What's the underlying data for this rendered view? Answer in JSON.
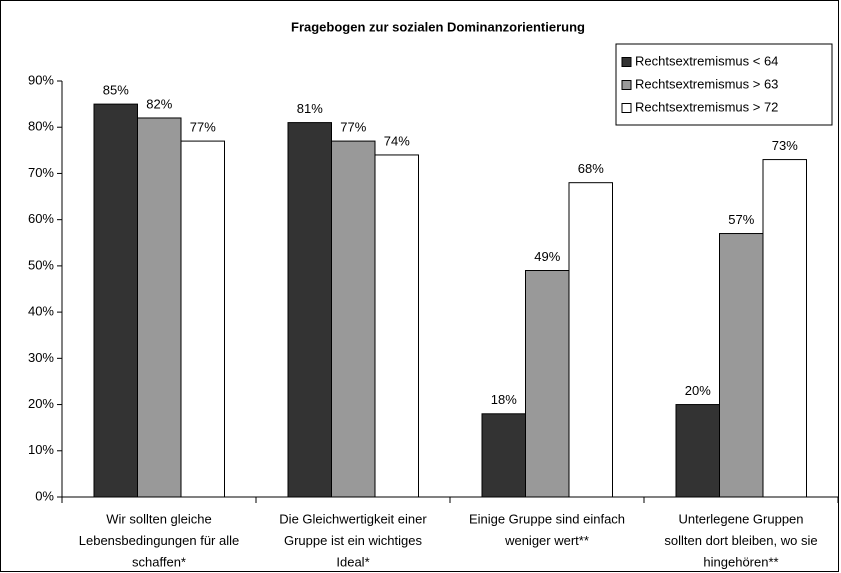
{
  "chart_data": {
    "type": "bar",
    "title": "Fragebogen zur sozialen Dominanzorientierung",
    "categories": [
      [
        "Wir sollten gleiche",
        "Lebensbedingungen für alle",
        "schaffen*"
      ],
      [
        "Die Gleichwertigkeit einer",
        "Gruppe ist ein wichtiges",
        "Ideal*"
      ],
      [
        "Einige Gruppe sind einfach",
        "weniger wert**"
      ],
      [
        "Unterlegene Gruppen",
        "sollten dort bleiben, wo sie",
        "hingehören**"
      ]
    ],
    "series": [
      {
        "name": "Rechtsextremismus < 64",
        "color": "#333333",
        "values": [
          85,
          81,
          18,
          20
        ],
        "value_labels": [
          "85%",
          "81%",
          "18%",
          "20%"
        ]
      },
      {
        "name": "Rechtsextremismus > 63",
        "color": "#999999",
        "values": [
          82,
          77,
          49,
          57
        ],
        "value_labels": [
          "82%",
          "77%",
          "49%",
          "57%"
        ]
      },
      {
        "name": "Rechtsextremismus > 72",
        "color": "#ffffff",
        "values": [
          77,
          74,
          68,
          73
        ],
        "value_labels": [
          "77%",
          "74%",
          "68%",
          "73%"
        ]
      }
    ],
    "ylim": [
      0,
      90
    ],
    "yticks": [
      {
        "value": 0,
        "label": "0%"
      },
      {
        "value": 10,
        "label": "10%"
      },
      {
        "value": 20,
        "label": "20%"
      },
      {
        "value": 30,
        "label": "30%"
      },
      {
        "value": 40,
        "label": "40%"
      },
      {
        "value": 50,
        "label": "50%"
      },
      {
        "value": 60,
        "label": "60%"
      },
      {
        "value": 70,
        "label": "70%"
      },
      {
        "value": 80,
        "label": "80%"
      },
      {
        "value": 90,
        "label": "90%"
      }
    ],
    "legend": "top-right",
    "grid": false
  }
}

[WHAT IS BEING ASKED]
Every entry above is to be set down exactly; the pictures are to be left out.

[COMPLETED TASK]
What's the underlying data for this rendered view? Answer in JSON.
{
  "chart_data": {
    "type": "bar",
    "title": "Fragebogen zur sozialen Dominanzorientierung",
    "categories": [
      [
        "Wir sollten gleiche",
        "Lebensbedingungen für alle",
        "schaffen*"
      ],
      [
        "Die Gleichwertigkeit einer",
        "Gruppe ist ein wichtiges",
        "Ideal*"
      ],
      [
        "Einige Gruppe sind einfach",
        "weniger wert**"
      ],
      [
        "Unterlegene Gruppen",
        "sollten dort bleiben, wo sie",
        "hingehören**"
      ]
    ],
    "series": [
      {
        "name": "Rechtsextremismus < 64",
        "color": "#333333",
        "values": [
          85,
          81,
          18,
          20
        ],
        "value_labels": [
          "85%",
          "81%",
          "18%",
          "20%"
        ]
      },
      {
        "name": "Rechtsextremismus > 63",
        "color": "#999999",
        "values": [
          82,
          77,
          49,
          57
        ],
        "value_labels": [
          "82%",
          "77%",
          "49%",
          "57%"
        ]
      },
      {
        "name": "Rechtsextremismus > 72",
        "color": "#ffffff",
        "values": [
          77,
          74,
          68,
          73
        ],
        "value_labels": [
          "77%",
          "74%",
          "68%",
          "73%"
        ]
      }
    ],
    "ylim": [
      0,
      90
    ],
    "yticks": [
      {
        "value": 0,
        "label": "0%"
      },
      {
        "value": 10,
        "label": "10%"
      },
      {
        "value": 20,
        "label": "20%"
      },
      {
        "value": 30,
        "label": "30%"
      },
      {
        "value": 40,
        "label": "40%"
      },
      {
        "value": 50,
        "label": "50%"
      },
      {
        "value": 60,
        "label": "60%"
      },
      {
        "value": 70,
        "label": "70%"
      },
      {
        "value": 80,
        "label": "80%"
      },
      {
        "value": 90,
        "label": "90%"
      }
    ],
    "legend": "top-right",
    "grid": false
  }
}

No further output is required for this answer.